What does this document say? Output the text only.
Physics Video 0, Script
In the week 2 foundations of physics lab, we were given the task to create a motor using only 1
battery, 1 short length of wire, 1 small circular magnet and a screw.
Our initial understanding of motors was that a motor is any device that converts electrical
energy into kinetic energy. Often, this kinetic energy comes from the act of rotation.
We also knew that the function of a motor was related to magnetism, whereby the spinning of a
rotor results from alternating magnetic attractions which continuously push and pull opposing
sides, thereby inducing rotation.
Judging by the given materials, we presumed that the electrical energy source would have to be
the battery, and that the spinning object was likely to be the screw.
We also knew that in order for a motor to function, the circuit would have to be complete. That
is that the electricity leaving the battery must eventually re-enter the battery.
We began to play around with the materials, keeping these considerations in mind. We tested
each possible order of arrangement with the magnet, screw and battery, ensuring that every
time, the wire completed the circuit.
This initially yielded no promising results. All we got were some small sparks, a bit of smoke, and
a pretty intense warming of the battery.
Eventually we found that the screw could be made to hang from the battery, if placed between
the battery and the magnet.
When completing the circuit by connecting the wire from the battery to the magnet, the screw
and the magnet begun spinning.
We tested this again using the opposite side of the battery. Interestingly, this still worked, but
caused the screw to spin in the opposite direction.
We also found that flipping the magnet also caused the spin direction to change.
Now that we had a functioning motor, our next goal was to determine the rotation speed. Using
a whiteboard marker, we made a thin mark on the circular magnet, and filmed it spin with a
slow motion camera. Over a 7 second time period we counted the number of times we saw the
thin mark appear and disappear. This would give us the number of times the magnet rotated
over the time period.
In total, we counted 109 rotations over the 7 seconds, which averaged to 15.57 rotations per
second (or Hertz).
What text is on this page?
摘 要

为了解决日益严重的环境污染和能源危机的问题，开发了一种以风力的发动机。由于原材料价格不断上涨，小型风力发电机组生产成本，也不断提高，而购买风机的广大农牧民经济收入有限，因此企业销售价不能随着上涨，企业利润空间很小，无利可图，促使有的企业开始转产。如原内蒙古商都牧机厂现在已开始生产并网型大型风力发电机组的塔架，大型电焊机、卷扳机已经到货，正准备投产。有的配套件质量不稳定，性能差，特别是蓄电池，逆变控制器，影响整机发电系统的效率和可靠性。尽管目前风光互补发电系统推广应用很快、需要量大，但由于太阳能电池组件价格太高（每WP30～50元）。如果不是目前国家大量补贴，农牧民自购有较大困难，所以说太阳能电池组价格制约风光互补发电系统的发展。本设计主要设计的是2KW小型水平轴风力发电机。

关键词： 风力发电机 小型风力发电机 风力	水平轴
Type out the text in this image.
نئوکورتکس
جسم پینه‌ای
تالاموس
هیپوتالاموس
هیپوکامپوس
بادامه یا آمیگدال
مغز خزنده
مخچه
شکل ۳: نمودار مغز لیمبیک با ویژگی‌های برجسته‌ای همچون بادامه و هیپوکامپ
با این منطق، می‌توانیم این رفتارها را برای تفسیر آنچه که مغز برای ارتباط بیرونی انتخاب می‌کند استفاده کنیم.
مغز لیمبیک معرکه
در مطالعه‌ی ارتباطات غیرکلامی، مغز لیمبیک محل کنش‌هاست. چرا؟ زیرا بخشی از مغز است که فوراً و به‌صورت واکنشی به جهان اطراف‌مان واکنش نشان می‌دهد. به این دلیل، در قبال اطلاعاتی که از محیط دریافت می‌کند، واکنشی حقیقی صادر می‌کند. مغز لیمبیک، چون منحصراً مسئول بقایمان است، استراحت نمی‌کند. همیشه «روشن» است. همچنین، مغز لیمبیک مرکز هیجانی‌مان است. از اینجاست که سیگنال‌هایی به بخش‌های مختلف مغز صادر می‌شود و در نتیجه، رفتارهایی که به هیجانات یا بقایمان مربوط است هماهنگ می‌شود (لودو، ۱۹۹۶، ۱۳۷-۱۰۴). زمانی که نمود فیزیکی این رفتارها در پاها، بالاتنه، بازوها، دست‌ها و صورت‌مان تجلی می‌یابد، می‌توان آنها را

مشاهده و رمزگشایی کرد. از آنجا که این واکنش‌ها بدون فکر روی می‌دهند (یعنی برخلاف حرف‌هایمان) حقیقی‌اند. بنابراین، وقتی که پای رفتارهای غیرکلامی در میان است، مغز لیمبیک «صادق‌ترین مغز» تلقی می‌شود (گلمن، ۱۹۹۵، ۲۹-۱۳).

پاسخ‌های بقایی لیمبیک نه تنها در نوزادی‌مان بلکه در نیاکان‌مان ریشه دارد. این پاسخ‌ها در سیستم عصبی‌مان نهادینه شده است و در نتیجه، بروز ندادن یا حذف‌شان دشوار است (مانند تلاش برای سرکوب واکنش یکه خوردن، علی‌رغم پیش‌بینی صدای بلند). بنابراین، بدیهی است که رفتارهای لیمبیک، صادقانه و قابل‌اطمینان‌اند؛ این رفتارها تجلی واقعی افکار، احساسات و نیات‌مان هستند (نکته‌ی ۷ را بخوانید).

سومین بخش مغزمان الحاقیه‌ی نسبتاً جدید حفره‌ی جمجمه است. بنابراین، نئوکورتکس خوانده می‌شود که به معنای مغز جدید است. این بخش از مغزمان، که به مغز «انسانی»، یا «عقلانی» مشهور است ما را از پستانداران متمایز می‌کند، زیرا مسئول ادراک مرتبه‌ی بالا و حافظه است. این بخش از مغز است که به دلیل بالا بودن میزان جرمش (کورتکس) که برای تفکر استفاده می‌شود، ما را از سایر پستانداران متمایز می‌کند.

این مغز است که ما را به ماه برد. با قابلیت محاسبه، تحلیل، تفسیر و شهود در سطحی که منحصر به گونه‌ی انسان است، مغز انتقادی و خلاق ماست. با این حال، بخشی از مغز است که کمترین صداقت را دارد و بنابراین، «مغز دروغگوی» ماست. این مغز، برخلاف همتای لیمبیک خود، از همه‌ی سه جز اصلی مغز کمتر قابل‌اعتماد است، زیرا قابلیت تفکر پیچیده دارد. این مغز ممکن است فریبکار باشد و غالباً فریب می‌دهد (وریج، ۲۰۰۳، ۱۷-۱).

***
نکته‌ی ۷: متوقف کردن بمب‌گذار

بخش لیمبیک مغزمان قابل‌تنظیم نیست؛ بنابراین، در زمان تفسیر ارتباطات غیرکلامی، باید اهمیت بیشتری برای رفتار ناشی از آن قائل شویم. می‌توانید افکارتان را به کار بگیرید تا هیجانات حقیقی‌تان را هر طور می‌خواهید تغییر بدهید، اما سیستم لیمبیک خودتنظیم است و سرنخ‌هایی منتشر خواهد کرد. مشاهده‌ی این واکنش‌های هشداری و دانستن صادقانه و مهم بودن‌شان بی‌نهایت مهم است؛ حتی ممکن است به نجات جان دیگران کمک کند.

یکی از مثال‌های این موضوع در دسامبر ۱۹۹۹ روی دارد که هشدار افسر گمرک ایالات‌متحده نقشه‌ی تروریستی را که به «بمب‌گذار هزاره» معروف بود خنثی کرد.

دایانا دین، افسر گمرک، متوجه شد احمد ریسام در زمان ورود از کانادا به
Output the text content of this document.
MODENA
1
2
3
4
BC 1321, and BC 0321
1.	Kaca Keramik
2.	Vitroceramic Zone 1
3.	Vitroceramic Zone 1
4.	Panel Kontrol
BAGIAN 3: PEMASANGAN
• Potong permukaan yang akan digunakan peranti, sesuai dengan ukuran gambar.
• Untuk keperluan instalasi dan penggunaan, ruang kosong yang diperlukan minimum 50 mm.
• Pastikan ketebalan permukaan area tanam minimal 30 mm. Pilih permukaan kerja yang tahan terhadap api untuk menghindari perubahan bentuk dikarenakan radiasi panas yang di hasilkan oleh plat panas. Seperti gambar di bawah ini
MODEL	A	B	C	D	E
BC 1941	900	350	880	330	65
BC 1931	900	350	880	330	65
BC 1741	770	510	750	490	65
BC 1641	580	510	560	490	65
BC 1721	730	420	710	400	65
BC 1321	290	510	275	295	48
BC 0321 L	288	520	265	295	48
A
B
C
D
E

**Exercise details**
In the entries above, find the line containing "Output the text content of this document.". Set down that line and every line after it through the last one, exactly and alone.

**The output**
Output the text content of this document.
MODENA
1
2
3
4
BC 1321, and BC 0321
1.	Kaca Keramik
2.	Vitroceramic Zone 1
3.	Vitroceramic Zone 1
4.	Panel Kontrol
BAGIAN 3: PEMASANGAN
• Potong permukaan yang akan digunakan peranti, sesuai dengan ukuran gambar.
• Untuk keperluan instalasi dan penggunaan, ruang kosong yang diperlukan minimum 50 mm.
• Pastikan ketebalan permukaan area tanam minimal 30 mm. Pilih permukaan kerja yang tahan terhadap api untuk menghindari perubahan bentuk dikarenakan radiasi panas yang di hasilkan oleh plat panas. Seperti gambar di bawah ini
MODEL	A	B	C	D	E
BC 1941	900	350	880	330	65
BC 1931	900	350	880	330	65
BC 1741	770	510	750	490	65
BC 1641	580	510	560	490	65
BC 1721	730	420	710	400	65
BC 1321	290	510	275	295	48
BC 0321 L	288	520	265	295	48
A
B
C
D
E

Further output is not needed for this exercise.